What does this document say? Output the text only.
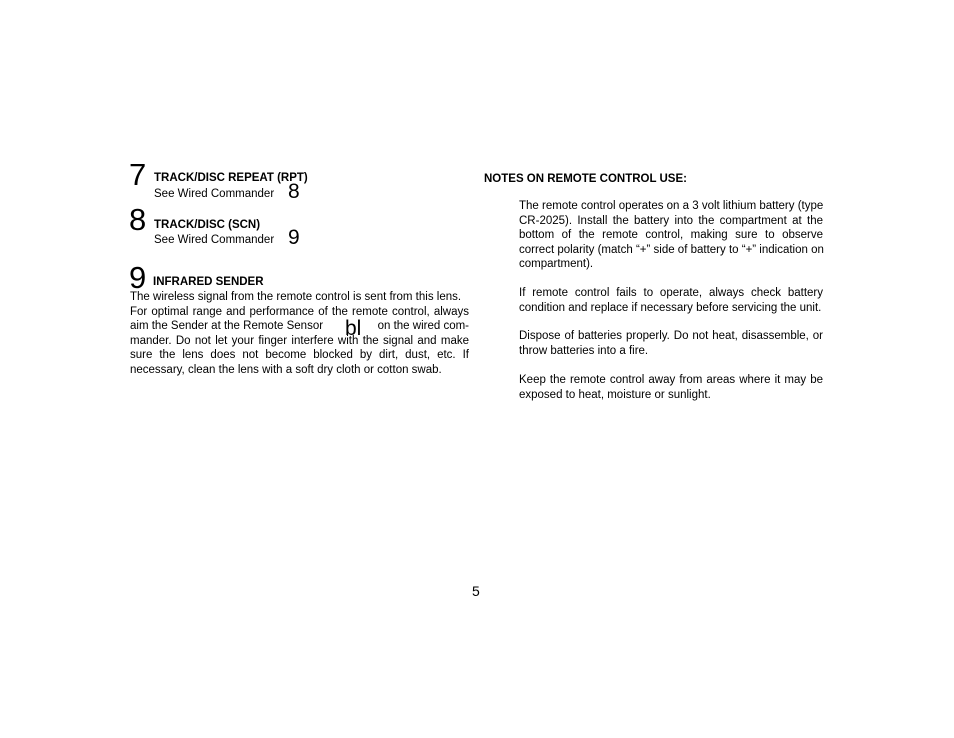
7 TRACK/DISC REPEAT (RPT)
See Wired Commander 8
8 TRACK/DISC (SCN)
See Wired Commander 9
9 INFRARED SENDER
The wireless signal from the remote control is sent from this lens.
For optimal range and performance of the remote control, always
aim the Sender at the Remote Sensor bl on the wired com-
mander. Do not let your finger interfere with the signal and make
sure the lens does not become blocked by dirt, dust, etc. If
necessary, clean the lens with a soft dry cloth or cotton swab.
NOTES ON REMOTE CONTROL USE:
The remote control operates on a 3 volt lithium battery (type
CR-2025). Install the battery into the compartment at the
bottom of the remote control, making sure to observe
correct polarity (match “+” side of battery to “+” indication on
compartment).
If remote control fails to operate, always check battery
condition and replace if necessary before servicing the unit.
Dispose of batteries properly. Do not heat, disassemble, or
throw batteries into a fire.
Keep the remote control away from areas where it may be
exposed to heat, moisture or sunlight.
5
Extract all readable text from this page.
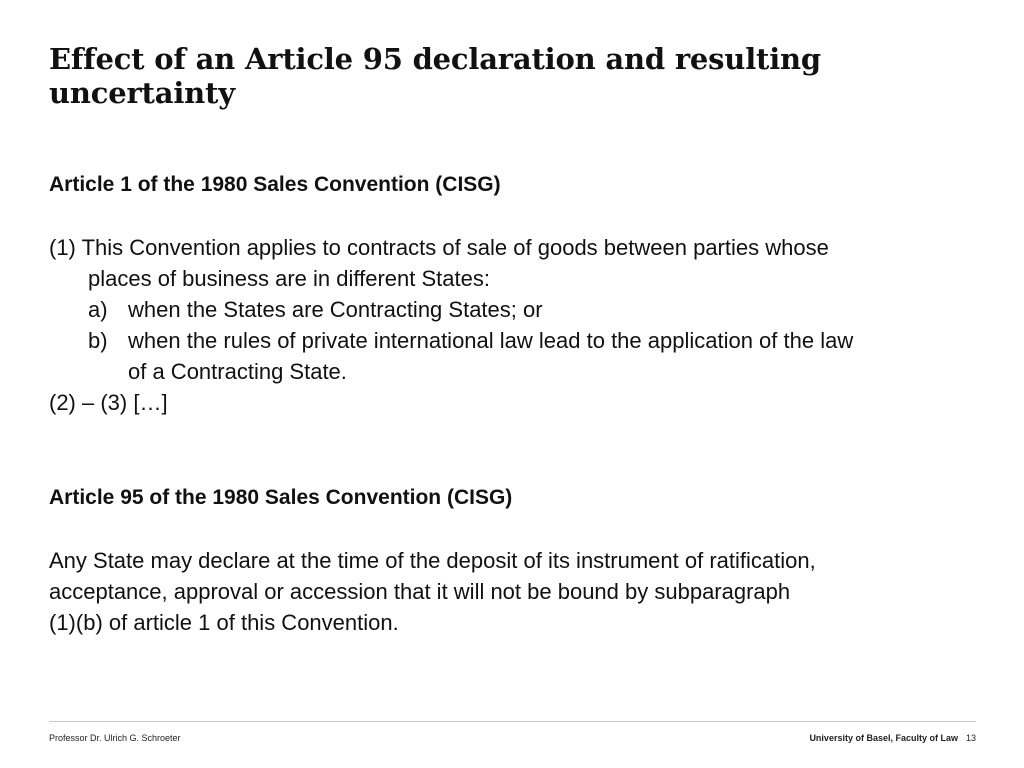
Effect of an Article 95 declaration and resulting uncertainty
Article 1 of the 1980 Sales Convention (CISG)
(1) This Convention applies to contracts of sale of goods between parties whose
places of business are in different States:
a) when the States are Contracting States; or
b) when the rules of private international law lead to the application of the law
of a Contracting State.
(2) – (3) […]
Article 95 of the 1980 Sales Convention (CISG)
Any State may declare at the time of the deposit of its instrument of ratification,
acceptance, approval or accession that it will not be bound by subparagraph
(1)(b) of article 1 of this Convention.
Professor Dr. Ulrich G. Schroeter	University of Basel, Faculty of Law 13
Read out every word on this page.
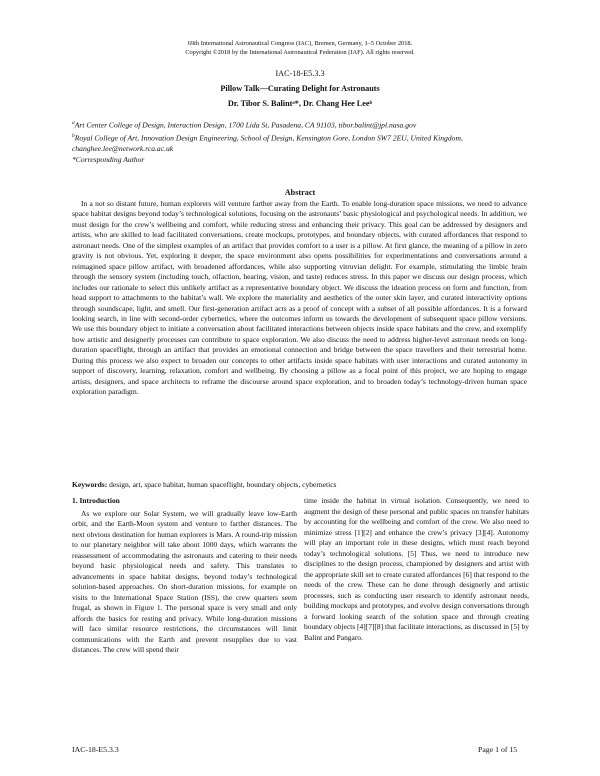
69th International Astronautical Congress (IAC), Bremen, Germany, 1–5 October 2018.
Copyright ©2018 by the International Astronautical Federation (IAF). All rights reserved.
IAC-18-E5.3.3
Pillow Talk—Curating Delight for Astronauts
Dr. Tibor S. Balintᵃ*, Dr. Chang Hee Leeᵇ

$^a$Art Center College of Design, Interaction Design, 1700 Lida St, Pasadena, CA 91103, tibor.balint@jpl.nasa.gov

$^b$Royal College of Art, Innovation Design Engineering, School of Design, Kensington Gore, London SW7 2EU, United Kingdom, changhee.lee@network.rca.ac.uk

*Corresponding Author

Abstract

In a not so distant future, human explorers will venture farther away from the Earth. To enable long-duration space missions, we need to advance space habitat designs beyond today’s technological solutions, focusing on the astronauts’ basic physiological and psychological needs. In addition, we must design for the crew’s wellbeing and comfort, while reducing stress and enhancing their privacy. This goal can be addressed by designers and artists, who are skilled to lead facilitated conversations, create mockups, prototypes, and boundary objects, with curated affordances that respond to astronaut needs. One of the simplest examples of an artifact that provides comfort to a user is a pillow. At first glance, the meaning of a pillow in zero gravity is not obvious. Yet, exploring it deeper, the space environment also opens possibilities for experimentations and conversations around a reimagined space pillow artifact, with broadened affordances, while also supporting vitruvian delight. For example, stimulating the limbic brain through the sensory system (including touch, olfaction, hearing, vision, and taste) reduces stress. In this paper we discuss our design process, which includes our rationale to select this unlikely artifact as a representative boundary object. We discuss the ideation process on form and function, from head support to attachments to the habitat’s wall. We explore the materiality and aesthetics of the outer skin layer, and curated interactivity options through soundscape, light, and smell. Our first-generation artifact acts as a proof of concept with a subset of all possible affordances. It is a forward looking search, in line with second-order cybernetics, where the outcomes inform us towards the development of subsequent space pillow versions. We use this boundary object to initiate a conversation about facilitated interactions between objects inside space habitats and the crew, and exemplify how artistic and designerly processes can contribute to space exploration. We also discuss the need to address higher-level astronaut needs on long-duration spaceflight, through an artifact that provides an emotional connection and bridge between the space travellers and their terrestrial home. During this process we also expect to broaden our concepts to other artifacts inside space habitats with user interactions and curated autonomy in support of discovery, learning, relaxation, comfort and wellbeing. By choosing a pillow as a focal point of this project, we are hoping to engage artists, designers, and space architects to reframe the discourse around space exploration, and to broaden today’s technology-driven human space exploration paradigm.

Keywords: design, art, space habitat, human spaceflight, boundary objects, cybernetics

1. Introduction

As we explore our Solar System, we will gradually leave low-Earth orbit, and the Earth-Moon system and venture to farther distances. The next obvious destination for human explorers is Mars. A round-trip mission to our planetary neighbor will take about 1000 days, which warrants the reassessment of accommodating the astronauts and catering to their needs beyond basic physiological needs and safety. This translates to advancements in space habitat designs, beyond today’s technological solution-based approaches. On short-duration missions, for example on visits to the International Space Station (ISS), the crew quarters seem frugal, as shown in Figure 1. The personal space is very small and only affords the basics for resting and privacy. While long-duration missions will face similar resource restrictions, the circumstances will limit communications with the Earth and prevent resupplies due to vast distances. The crew will spend their

time inside the habitat in virtual isolation. Consequently, we need to augment the design of these personal and public spaces on transfer habitats by accounting for the wellbeing and comfort of the crew. We also need to minimize stress [1][2] and enhance the crew’s privacy [3][4]. Autonomy will play an important role in these designs, which must reach beyond today’s technological solutions. [5] Thus, we need to introduce new disciplines to the design process, championed by designers and artist with the appropriate skill set to create curated affordances [6] that respond to the needs of the crew. These can be done through designerly and artistic processes, such as conducting user research to identify astronaut needs, building mockups and prototypes, and evolve design conversations through a forward looking search of the solution space and through creating boundary objects [4][7][8] that facilitate interactions, as discussed in [5] by Balint and Pangaro.

IAC-18-E5.3.3	Page 1 of 15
==================================================
*Stated exercise*: All the records need to be repeated exactly, with the images dropped.

*Answer*:
What does this document say? Output the text only.
7 TRACK/DISC REPEAT (RPT)
See Wired Commander 8
8 TRACK/DISC (SCN)
See Wired Commander 9
9 INFRARED SENDER
The wireless signal from the remote control is sent from this lens.
For optimal range and performance of the remote control, always
aim the Sender at the Remote Sensor bl on the wired com-
mander. Do not let your finger interfere with the signal and make
sure the lens does not become blocked by dirt, dust, etc. If
necessary, clean the lens with a soft dry cloth or cotton swab.
NOTES ON REMOTE CONTROL USE:
The remote control operates on a 3 volt lithium battery (type
CR-2025). Install the battery into the compartment at the
bottom of the remote control, making sure to observe
correct polarity (match “+” side of battery to “+” indication on
compartment).
If remote control fails to operate, always check battery
condition and replace if necessary before servicing the unit.
Dispose of batteries properly. Do not heat, disassemble, or
throw batteries into a fire.
Keep the remote control away from areas where it may be
exposed to heat, moisture or sunlight.
5
Extract all readable text from this page.
Effect of an Article 95 declaration and resulting uncertainty
Article 1 of the 1980 Sales Convention (CISG)
(1) This Convention applies to contracts of sale of goods between parties whose
places of business are in different States:
a) when the States are Contracting States; or
b) when the rules of private international law lead to the application of the law
of a Contracting State.
(2) – (3) […]
Article 95 of the 1980 Sales Convention (CISG)
Any State may declare at the time of the deposit of its instrument of ratification,
acceptance, approval or accession that it will not be bound by subparagraph
(1)(b) of article 1 of this Convention.
Professor Dr. Ulrich G. Schroeter	University of Basel, Faculty of Law 13
Read out every word on this page.
69th International Astronautical Congress (IAC), Bremen, Germany, 1–5 October 2018.
Copyright ©2018 by the International Astronautical Federation (IAF). All rights reserved.
IAC-18-E5.3.3
Pillow Talk—Curating Delight for Astronauts
Dr. Tibor S. Balintᵃ*, Dr. Chang Hee Leeᵇ

$^a$Art Center College of Design, Interaction Design, 1700 Lida St, Pasadena, CA 91103, tibor.balint@jpl.nasa.gov

$^b$Royal College of Art, Innovation Design Engineering, School of Design, Kensington Gore, London SW7 2EU, United Kingdom, changhee.lee@network.rca.ac.uk

*Corresponding Author

Abstract

In a not so distant future, human explorers will venture farther away from the Earth. To enable long-duration space missions, we need to advance space habitat designs beyond today’s technological solutions, focusing on the astronauts’ basic physiological and psychological needs. In addition, we must design for the crew’s wellbeing and comfort, while reducing stress and enhancing their privacy. This goal can be addressed by designers and artists, who are skilled to lead facilitated conversations, create mockups, prototypes, and boundary objects, with curated affordances that respond to astronaut needs. One of the simplest examples of an artifact that provides comfort to a user is a pillow. At first glance, the meaning of a pillow in zero gravity is not obvious. Yet, exploring it deeper, the space environment also opens possibilities for experimentations and conversations around a reimagined space pillow artifact, with broadened affordances, while also supporting vitruvian delight. For example, stimulating the limbic brain through the sensory system (including touch, olfaction, hearing, vision, and taste) reduces stress. In this paper we discuss our design process, which includes our rationale to select this unlikely artifact as a representative boundary object. We discuss the ideation process on form and function, from head support to attachments to the habitat’s wall. We explore the materiality and aesthetics of the outer skin layer, and curated interactivity options through soundscape, light, and smell. Our first-generation artifact acts as a proof of concept with a subset of all possible affordances. It is a forward looking search, in line with second-order cybernetics, where the outcomes inform us towards the development of subsequent space pillow versions. We use this boundary object to initiate a conversation about facilitated interactions between objects inside space habitats and the crew, and exemplify how artistic and designerly processes can contribute to space exploration. We also discuss the need to address higher-level astronaut needs on long-duration spaceflight, through an artifact that provides an emotional connection and bridge between the space travellers and their terrestrial home. During this process we also expect to broaden our concepts to other artifacts inside space habitats with user interactions and curated autonomy in support of discovery, learning, relaxation, comfort and wellbeing. By choosing a pillow as a focal point of this project, we are hoping to engage artists, designers, and space architects to reframe the discourse around space exploration, and to broaden today’s technology-driven human space exploration paradigm.

Keywords: design, art, space habitat, human spaceflight, boundary objects, cybernetics

1. Introduction

As we explore our Solar System, we will gradually leave low-Earth orbit, and the Earth-Moon system and venture to farther distances. The next obvious destination for human explorers is Mars. A round-trip mission to our planetary neighbor will take about 1000 days, which warrants the reassessment of accommodating the astronauts and catering to their needs beyond basic physiological needs and safety. This translates to advancements in space habitat designs, beyond today’s technological solution-based approaches. On short-duration missions, for example on visits to the International Space Station (ISS), the crew quarters seem frugal, as shown in Figure 1. The personal space is very small and only affords the basics for resting and privacy. While long-duration missions will face similar resource restrictions, the circumstances will limit communications with the Earth and prevent resupplies due to vast distances. The crew will spend their

time inside the habitat in virtual isolation. Consequently, we need to augment the design of these personal and public spaces on transfer habitats by accounting for the wellbeing and comfort of the crew. We also need to minimize stress [1][2] and enhance the crew’s privacy [3][4]. Autonomy will play an important role in these designs, which must reach beyond today’s technological solutions. [5] Thus, we need to introduce new disciplines to the design process, championed by designers and artist with the appropriate skill set to create curated affordances [6] that respond to the needs of the crew. These can be done through designerly and artistic processes, such as conducting user research to identify astronaut needs, building mockups and prototypes, and evolve design conversations through a forward looking search of the solution space and through creating boundary objects [4][7][8] that facilitate interactions, as discussed in [5] by Balint and Pangaro.

IAC-18-E5.3.3	Page 1 of 15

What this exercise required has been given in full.